== RECORD EXCERPTS

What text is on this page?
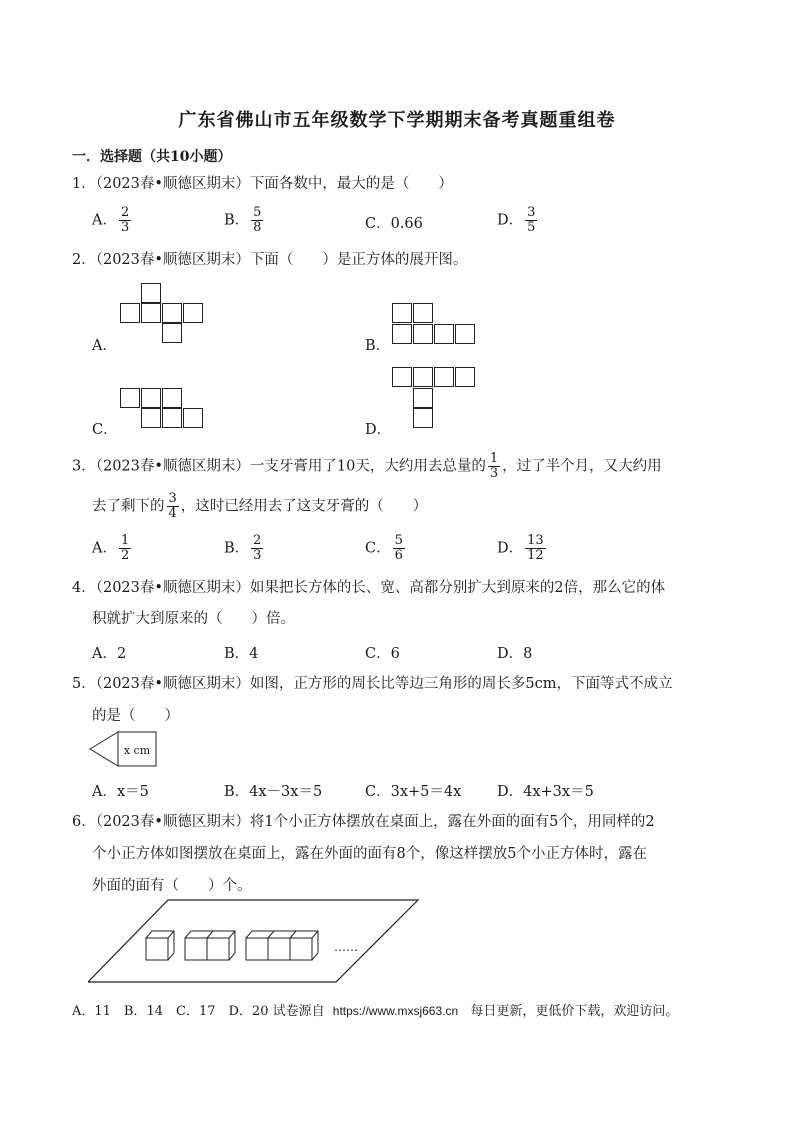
广东省佛山市五年级数学下学期期末备考真题重组卷
一．选择题（共10小题）
1．（2023春•顺德区期末）下面各数中，最大的是（　　）
A． $\frac{2}{3}$	B． $\frac{5}{8}$	C．0.66	D． $\frac{3}{5}$
2．（2023春•顺德区期末）下面（　　）是正方体的展开图。
A．	B．
C．	D．
3．（2023春•顺德区期末）一支牙膏用了10天，大约用去总量的 $\frac{1}{3}$ ，过了半个月，又大约用
去了剩下的 $\frac{3}{4}$ ，这时已经用去了这支牙膏的（　　）
A． $\frac{1}{2}$	B． $\frac{2}{3}$	C． $\frac{5}{6}$	D． $\frac{13}{12}$
4．（2023春•顺德区期末）如果把长方体的长、宽、高都分别扩大到原来的2倍，那么它的体
积就扩大到原来的（　　）倍。
A．2	B．4	C．6	D．8
5．（2023春•顺德区期末）如图，正方形的周长比等边三角形的周长多5cm，下面等式不成立
的是（　　）
x cm
A．x＝5	B．4x－3x＝5	C．3x+5＝4x D．4x+3x＝5
6．（2023春•顺德区期末）将1个小正方体摆放在桌面上，露在外面的面有5个，用同样的2
个小正方体如图摆放在桌面上，露在外面的面有8个，像这样摆放5个小正方体时，露在
外面的面有（　　）个。
……
A．11　B．14　C．17　D．20 试卷源自 https://www.mxsj663.cn 每日更新，更低价下载，欢迎访问。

====

*STATED EXERCISE:* In the records above, locate every line with the string "frac" and copy it.

*OUTPUT FOR THIS EXERCISE:*
A． $\frac{2}{3}$	B． $\frac{5}{8}$	C．0.66	D． $\frac{3}{5}$
3．（2023春•顺德区期末）一支牙膏用了10天，大约用去总量的 $\frac{1}{3}$ ，过了半个月，又大约用
去了剩下的 $\frac{3}{4}$ ，这时已经用去了这支牙膏的（　　）
A． $\frac{1}{2}$	B． $\frac{2}{3}$	C． $\frac{5}{6}$	D． $\frac{13}{12}$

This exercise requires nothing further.